**EXERCISE:** Reproduce every line in the listing that contains the word "PHÒNG".

Rows from a figure dataset:

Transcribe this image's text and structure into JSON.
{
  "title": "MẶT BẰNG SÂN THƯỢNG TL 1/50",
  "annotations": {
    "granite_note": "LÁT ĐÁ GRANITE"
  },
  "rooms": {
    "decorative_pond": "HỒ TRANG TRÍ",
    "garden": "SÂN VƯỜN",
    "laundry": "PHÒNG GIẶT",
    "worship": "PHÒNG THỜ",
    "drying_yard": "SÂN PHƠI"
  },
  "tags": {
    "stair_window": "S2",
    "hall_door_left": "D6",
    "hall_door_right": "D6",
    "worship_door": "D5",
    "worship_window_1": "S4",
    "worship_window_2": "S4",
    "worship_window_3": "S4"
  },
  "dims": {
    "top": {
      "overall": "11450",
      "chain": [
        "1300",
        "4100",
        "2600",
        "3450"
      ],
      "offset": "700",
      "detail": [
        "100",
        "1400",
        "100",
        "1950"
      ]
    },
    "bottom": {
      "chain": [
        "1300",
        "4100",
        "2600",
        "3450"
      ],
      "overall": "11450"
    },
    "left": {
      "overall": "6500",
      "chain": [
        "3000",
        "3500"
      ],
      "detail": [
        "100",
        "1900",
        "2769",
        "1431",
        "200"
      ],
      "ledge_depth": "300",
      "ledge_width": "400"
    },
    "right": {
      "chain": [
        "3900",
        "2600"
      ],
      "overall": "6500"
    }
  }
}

**SOLUTION:**
    "laundry": "PHÒNG GIẶT",
    "worship": "PHÒNG THỜ",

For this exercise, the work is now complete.